____ Source records

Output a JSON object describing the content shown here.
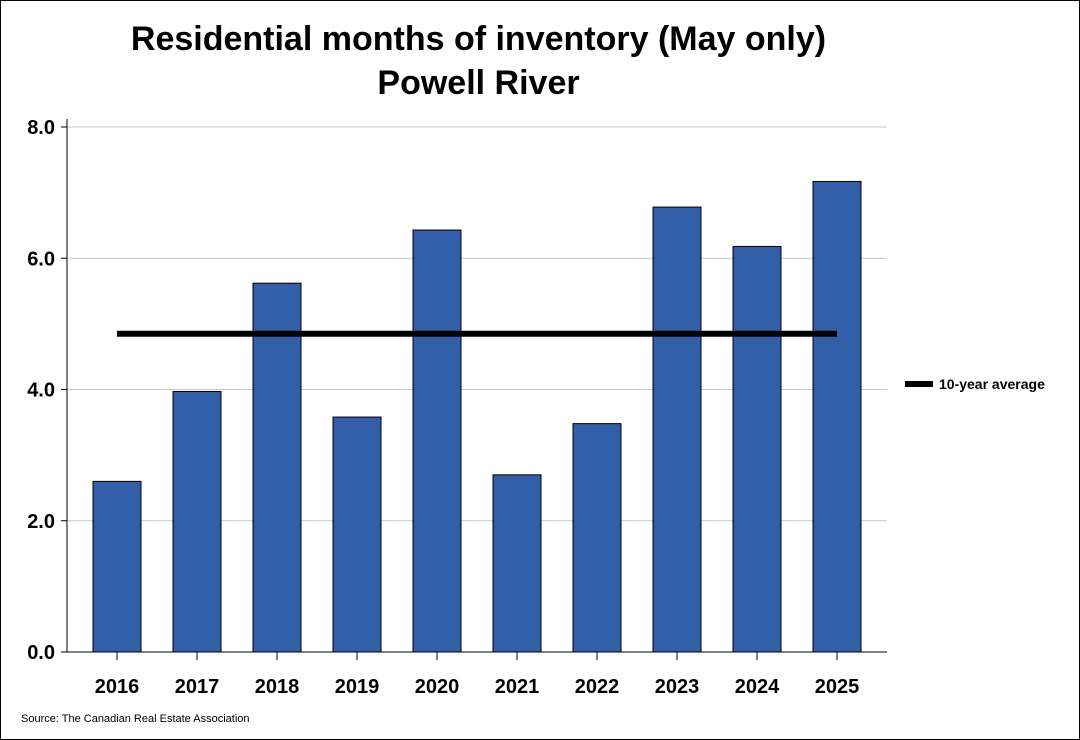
{
  "chart_data": {
    "type": "bar",
    "title": "Residential months of inventory (May only)",
    "subtitle": "Powell River",
    "categories": [
      "2016",
      "2017",
      "2018",
      "2019",
      "2020",
      "2021",
      "2022",
      "2023",
      "2024",
      "2025"
    ],
    "values": [
      2.6,
      3.97,
      5.62,
      3.58,
      6.43,
      2.7,
      3.48,
      6.78,
      6.18,
      7.17
    ],
    "reference_line": {
      "label": "10-year average",
      "value": 4.85
    },
    "ylim": [
      0,
      8
    ],
    "yticks": [
      "0.0",
      "2.0",
      "4.0",
      "6.0",
      "8.0"
    ],
    "grid": true,
    "legend_position": "right",
    "colors": {
      "bar": "#335ea8",
      "bar_edge": "#000000",
      "average_line": "#000000",
      "grid": "#c8c8c8"
    }
  },
  "source": "Source: The Canadian Real Estate Association"
}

________

▶ Given request: Give back all entries exactly. No pictures belong in the copy.

▶ Response:
Output a JSON object describing the content shown here.
{
  "chart_data": {
    "type": "bar",
    "title": "Residential months of inventory (May only)",
    "subtitle": "Powell River",
    "categories": [
      "2016",
      "2017",
      "2018",
      "2019",
      "2020",
      "2021",
      "2022",
      "2023",
      "2024",
      "2025"
    ],
    "values": [
      2.6,
      3.97,
      5.62,
      3.58,
      6.43,
      2.7,
      3.48,
      6.78,
      6.18,
      7.17
    ],
    "reference_line": {
      "label": "10-year average",
      "value": 4.85
    },
    "ylim": [
      0,
      8
    ],
    "yticks": [
      "0.0",
      "2.0",
      "4.0",
      "6.0",
      "8.0"
    ],
    "grid": true,
    "legend_position": "right",
    "colors": {
      "bar": "#335ea8",
      "bar_edge": "#000000",
      "average_line": "#000000",
      "grid": "#c8c8c8"
    }
  },
  "source": "Source: The Canadian Real Estate Association"
}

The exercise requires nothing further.